The request: Reproduce only the lines that begin at the line with "Convert this screenshot" and run to the end of the entries; omit every picture.

(Dataset listings of figures)
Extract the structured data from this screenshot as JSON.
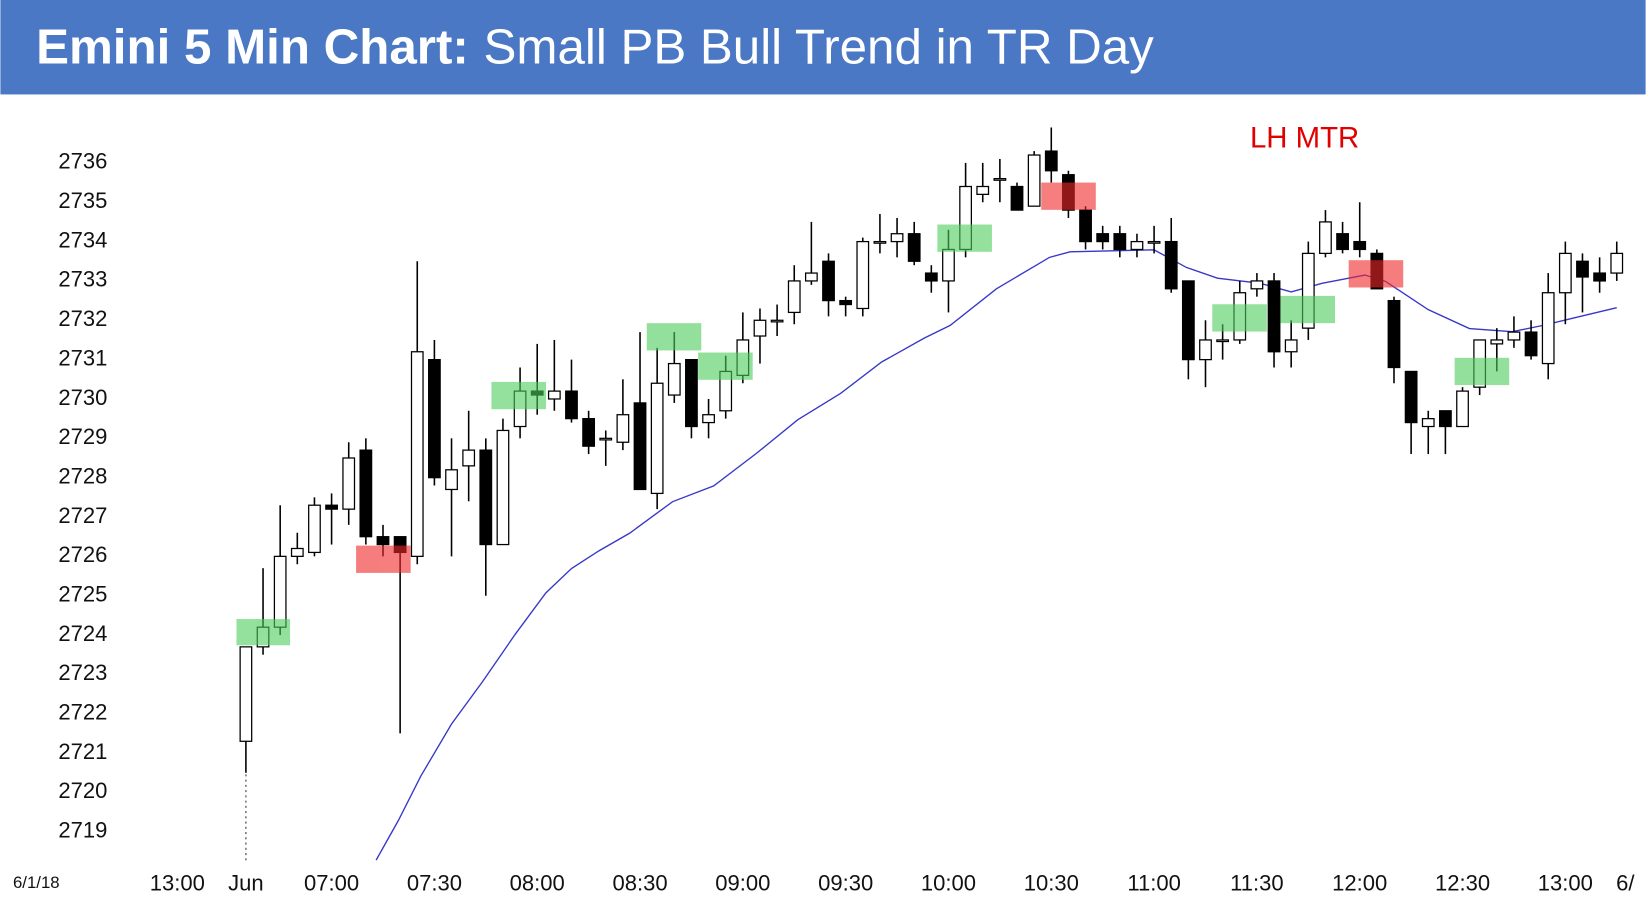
{
  "chart_data": {
    "type": "candlestick",
    "title": "Emini 5 Min Chart:",
    "subtitle": "Small PB Bull Trend in TR Day",
    "date_label": "6/1/18",
    "annotations": [
      "LH MTR"
    ],
    "up_color": "#ffffff",
    "down_color": "#000000",
    "ylim": [
      2718.3,
      2737.5
    ],
    "yticks": [
      2719,
      2720,
      2721,
      2722,
      2723,
      2724,
      2725,
      2726,
      2727,
      2728,
      2729,
      2730,
      2731,
      2732,
      2733,
      2734,
      2735,
      2736
    ],
    "xlim": [
      -6,
      81.5
    ],
    "xticks": [
      {
        "value": -4,
        "label": "13:00"
      },
      {
        "value": 0,
        "label": "Jun"
      },
      {
        "value": 5,
        "label": "07:00"
      },
      {
        "value": 11,
        "label": "07:30"
      },
      {
        "value": 17,
        "label": "08:00"
      },
      {
        "value": 23,
        "label": "08:30"
      },
      {
        "value": 29,
        "label": "09:00"
      },
      {
        "value": 35,
        "label": "09:30"
      },
      {
        "value": 41,
        "label": "10:00"
      },
      {
        "value": 47,
        "label": "10:30"
      },
      {
        "value": 53,
        "label": "11:00"
      },
      {
        "value": 59,
        "label": "11:30"
      },
      {
        "value": 65,
        "label": "12:00"
      },
      {
        "value": 71,
        "label": "12:30"
      },
      {
        "value": 77,
        "label": "13:00"
      },
      {
        "value": 80.5,
        "label": "6/"
      }
    ],
    "open": [
      2721.3,
      2723.7,
      2724.2,
      2726.0,
      2726.1,
      2727.3,
      2727.2,
      2728.7,
      2726.5,
      2726.5,
      2726.0,
      2731.0,
      2727.7,
      2728.3,
      2728.7,
      2726.3,
      2729.3,
      2730.2,
      2730.0,
      2730.2,
      2729.5,
      2729.0,
      2728.9,
      2729.9,
      2727.6,
      2730.1,
      2731.0,
      2729.4,
      2729.7,
      2730.6,
      2731.6,
      2732.0,
      2732.2,
      2733.0,
      2733.5,
      2732.5,
      2732.3,
      2734.0,
      2734.0,
      2734.2,
      2733.2,
      2733.0,
      2733.8,
      2735.2,
      2735.6,
      2735.4,
      2734.9,
      2736.3,
      2735.7,
      2734.8,
      2734.2,
      2734.2,
      2733.8,
      2734.0,
      2734.0,
      2733.0,
      2731.0,
      2731.5,
      2731.5,
      2732.8,
      2733.0,
      2731.2,
      2731.8,
      2733.7,
      2734.2,
      2734.0,
      2733.7,
      2732.5,
      2730.7,
      2729.3,
      2729.7,
      2729.3,
      2730.3,
      2731.4,
      2731.5,
      2731.7,
      2730.9,
      2732.7,
      2733.5,
      2733.2,
      2733.2
    ],
    "high": [
      2723.7,
      2725.7,
      2727.3,
      2726.6,
      2727.5,
      2727.6,
      2728.9,
      2729.0,
      2726.8,
      2726.5,
      2733.5,
      2731.5,
      2729.0,
      2729.7,
      2729.0,
      2729.5,
      2730.8,
      2731.4,
      2731.5,
      2731.0,
      2729.7,
      2729.2,
      2730.5,
      2731.7,
      2731.3,
      2731.7,
      2731.0,
      2730.0,
      2731.1,
      2732.2,
      2732.3,
      2732.4,
      2733.4,
      2734.5,
      2733.7,
      2732.6,
      2734.1,
      2734.7,
      2734.6,
      2734.5,
      2733.4,
      2734.3,
      2736.0,
      2736.0,
      2736.1,
      2735.5,
      2736.3,
      2736.9,
      2735.8,
      2734.9,
      2734.4,
      2734.4,
      2734.2,
      2734.4,
      2734.6,
      2733.0,
      2732.0,
      2731.9,
      2733.0,
      2733.2,
      2733.2,
      2732.0,
      2734.0,
      2734.8,
      2734.5,
      2735.0,
      2733.8,
      2732.6,
      2730.7,
      2729.7,
      2729.7,
      2730.3,
      2731.5,
      2731.8,
      2732.1,
      2732.0,
      2733.2,
      2734.0,
      2733.7,
      2733.6,
      2734.0
    ],
    "low": [
      2720.5,
      2723.5,
      2724.0,
      2725.8,
      2726.0,
      2726.3,
      2726.8,
      2726.3,
      2726.0,
      2721.5,
      2725.8,
      2727.8,
      2726.0,
      2727.4,
      2725.0,
      2726.3,
      2729.0,
      2729.6,
      2729.7,
      2729.4,
      2728.6,
      2728.3,
      2728.7,
      2727.7,
      2727.2,
      2729.9,
      2729.0,
      2729.0,
      2729.5,
      2730.4,
      2730.9,
      2731.6,
      2731.9,
      2732.9,
      2732.1,
      2732.1,
      2732.1,
      2733.7,
      2733.6,
      2733.4,
      2732.7,
      2732.2,
      2733.6,
      2735.0,
      2735.0,
      2734.8,
      2734.9,
      2735.5,
      2734.6,
      2733.8,
      2733.8,
      2733.6,
      2733.6,
      2733.7,
      2732.7,
      2730.5,
      2730.3,
      2731.0,
      2731.4,
      2732.6,
      2730.8,
      2730.8,
      2731.5,
      2733.6,
      2733.7,
      2733.6,
      2732.8,
      2730.4,
      2728.6,
      2728.6,
      2728.6,
      2729.3,
      2730.1,
      2730.7,
      2731.3,
      2731.0,
      2730.5,
      2731.9,
      2732.2,
      2732.7,
      2733.0
    ],
    "close": [
      2723.7,
      2724.2,
      2726.0,
      2726.2,
      2727.3,
      2727.2,
      2728.5,
      2726.5,
      2726.3,
      2726.1,
      2731.2,
      2728.0,
      2728.2,
      2728.7,
      2726.3,
      2729.2,
      2730.2,
      2730.1,
      2730.2,
      2729.5,
      2728.8,
      2729.0,
      2729.6,
      2727.7,
      2730.4,
      2730.9,
      2729.3,
      2729.6,
      2730.7,
      2731.5,
      2732.0,
      2732.0,
      2733.0,
      2733.2,
      2732.5,
      2732.4,
      2734.0,
      2734.0,
      2734.2,
      2733.5,
      2733.0,
      2733.8,
      2735.4,
      2735.4,
      2735.6,
      2734.8,
      2736.2,
      2735.8,
      2734.8,
      2734.0,
      2734.0,
      2733.8,
      2734.0,
      2734.0,
      2732.8,
      2731.0,
      2731.5,
      2731.5,
      2732.7,
      2733.0,
      2731.2,
      2731.5,
      2733.7,
      2734.5,
      2733.8,
      2733.8,
      2732.8,
      2730.8,
      2729.4,
      2729.5,
      2729.3,
      2730.2,
      2731.5,
      2731.5,
      2731.7,
      2731.1,
      2732.7,
      2733.7,
      2733.1,
      2733.0,
      2733.7
    ],
    "ema": {
      "color": "#3838c8",
      "x": [
        7.6,
        8.9,
        10.2,
        12.0,
        13.8,
        15.7,
        17.5,
        19.0,
        20.6,
        22.4,
        24.9,
        27.3,
        29.8,
        32.2,
        34.7,
        37.1,
        39.6,
        41.1,
        43.8,
        46.9,
        48.1,
        53.0,
        54.9,
        56.7,
        59.2,
        61.0,
        62.8,
        65.3,
        66.5,
        69.0,
        71.4,
        73.9,
        75.7,
        77.5,
        80.0
      ],
      "values": [
        2718.28,
        2719.29,
        2720.41,
        2721.74,
        2722.81,
        2724.01,
        2725.07,
        2725.69,
        2726.14,
        2726.59,
        2727.39,
        2727.79,
        2728.62,
        2729.47,
        2730.14,
        2730.94,
        2731.55,
        2731.87,
        2732.8,
        2733.6,
        2733.74,
        2733.79,
        2733.34,
        2733.07,
        2732.94,
        2732.72,
        2732.94,
        2733.15,
        2732.99,
        2732.27,
        2731.79,
        2731.71,
        2731.87,
        2732.06,
        2732.32
      ]
    }
  }
}
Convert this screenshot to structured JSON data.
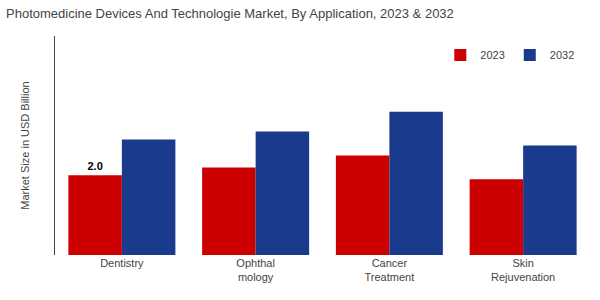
{
  "chart_data": {
    "type": "bar",
    "title": "Photomedicine Devices And Technologie Market, By Application, 2023 & 2032",
    "ylabel": "Market Size in USD Billion",
    "categories": [
      "Dentistry",
      "Ophthal\nmology",
      "Cancer\nTreatment",
      "Skin\nRejuvenation"
    ],
    "series": [
      {
        "name": "2023",
        "color": "#cc0000",
        "values": [
          2.0,
          2.2,
          2.5,
          1.9
        ]
      },
      {
        "name": "2032",
        "color": "#1a3a8c",
        "values": [
          2.9,
          3.1,
          3.6,
          2.75
        ]
      }
    ],
    "ylim": [
      0,
      5.5
    ],
    "yticks": [],
    "tick_labels": "x",
    "grid": false,
    "legend": "upper right",
    "annotations": [
      {
        "text": "2.0",
        "category": "Dentistry",
        "series": "2023"
      }
    ]
  }
}
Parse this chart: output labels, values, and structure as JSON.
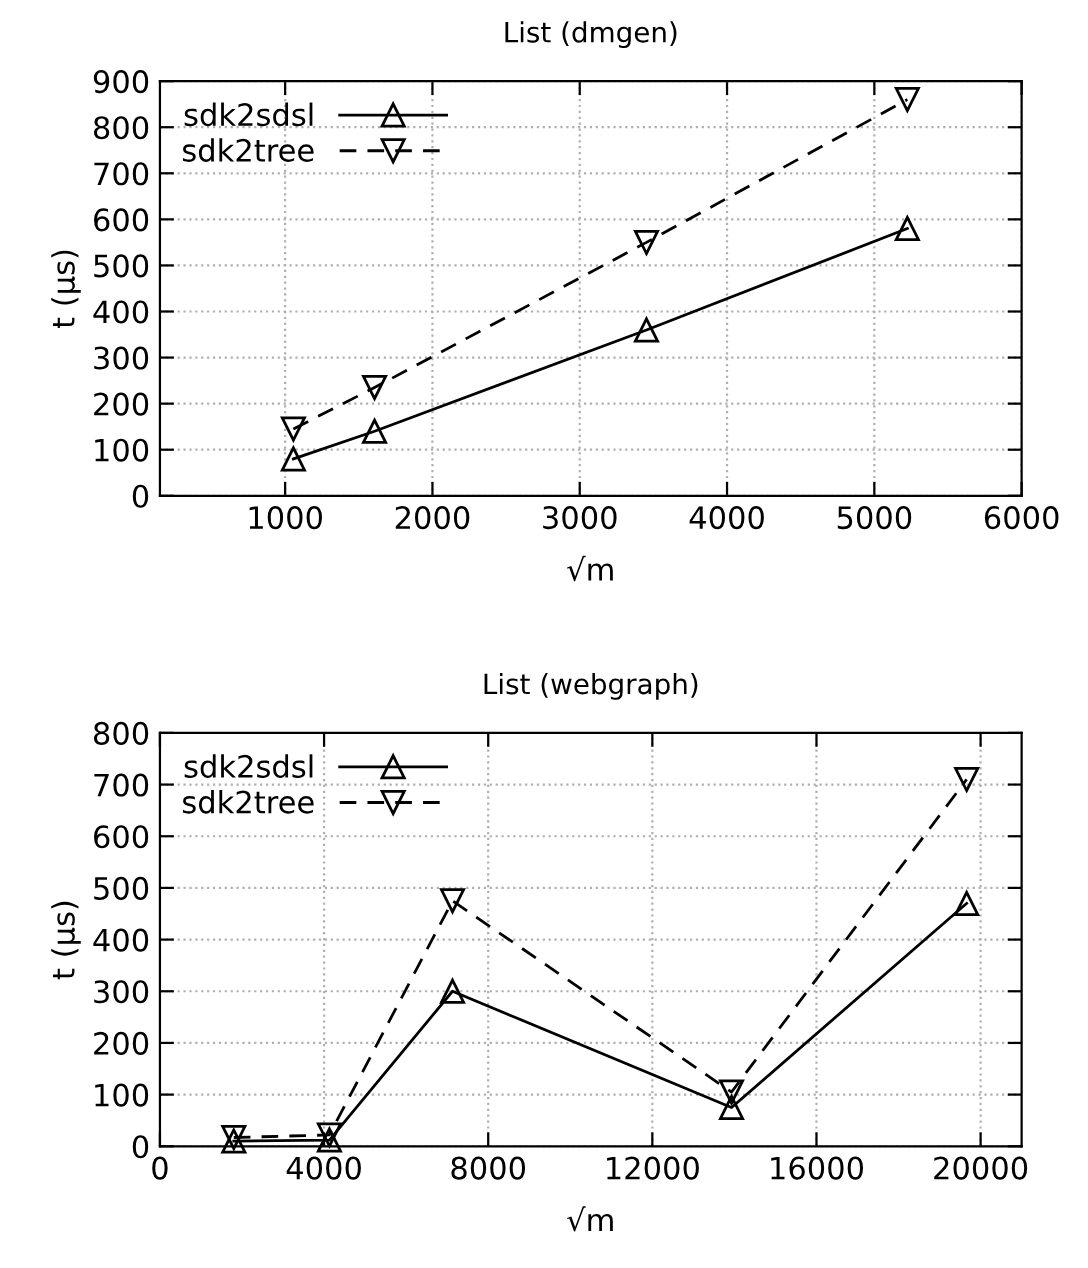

Final result:
Convert this screenshot to structured JSON data.
{
  "chart_data": {
    "type": "bar",
    "title": "Photomedicine Devices And Technologie Market, By Application, 2023 & 2032",
    "ylabel": "Market Size in USD Billion",
    "categories": [
      "Dentistry",
      "Ophthal\nmology",
      "Cancer\nTreatment",
      "Skin\nRejuvenation"
    ],
    "series": [
      {
        "name": "2023",
        "color": "#cc0000",
        "values": [
          2.0,
          2.2,
          2.5,
          1.9
        ]
      },
      {
        "name": "2032",
        "color": "#1a3a8c",
        "values": [
          2.9,
          3.1,
          3.6,
          2.75
        ]
      }
    ],
    "ylim": [
      0,
      5.5
    ],
    "yticks": [],
    "tick_labels": "x",
    "grid": false,
    "legend": "upper right",
    "annotations": [
      {
        "text": "2.0",
        "category": "Dentistry",
        "series": "2023"
      }
    ]
  }
}
Parse this chart: output labels, values, and structure as JSON.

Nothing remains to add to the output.